--- start Records supplied ---
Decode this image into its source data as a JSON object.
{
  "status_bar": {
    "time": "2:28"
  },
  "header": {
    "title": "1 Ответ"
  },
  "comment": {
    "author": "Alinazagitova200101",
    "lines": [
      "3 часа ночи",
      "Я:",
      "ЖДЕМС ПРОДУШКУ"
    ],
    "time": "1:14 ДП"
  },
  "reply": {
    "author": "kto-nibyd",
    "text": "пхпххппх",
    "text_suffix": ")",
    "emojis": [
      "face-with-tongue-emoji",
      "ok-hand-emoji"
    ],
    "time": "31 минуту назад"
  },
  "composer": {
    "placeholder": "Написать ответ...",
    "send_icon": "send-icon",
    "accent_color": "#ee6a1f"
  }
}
--- end Records supplied ---
Problem to work on:
Please reproduce every line of the material word for word.

Correct result:
Decode this image into its source data as a JSON object.
{
  "status_bar": {
    "time": "2:28"
  },
  "header": {
    "title": "1 Ответ"
  },
  "comment": {
    "author": "Alinazagitova200101",
    "lines": [
      "3 часа ночи",
      "Я:",
      "ЖДЕМС ПРОДУШКУ"
    ],
    "time": "1:14 ДП"
  },
  "reply": {
    "author": "kto-nibyd",
    "text": "пхпххппх",
    "text_suffix": ")",
    "emojis": [
      "face-with-tongue-emoji",
      "ok-hand-emoji"
    ],
    "time": "31 минуту назад"
  },
  "composer": {
    "placeholder": "Написать ответ...",
    "send_icon": "send-icon",
    "accent_color": "#ee6a1f"
  }
}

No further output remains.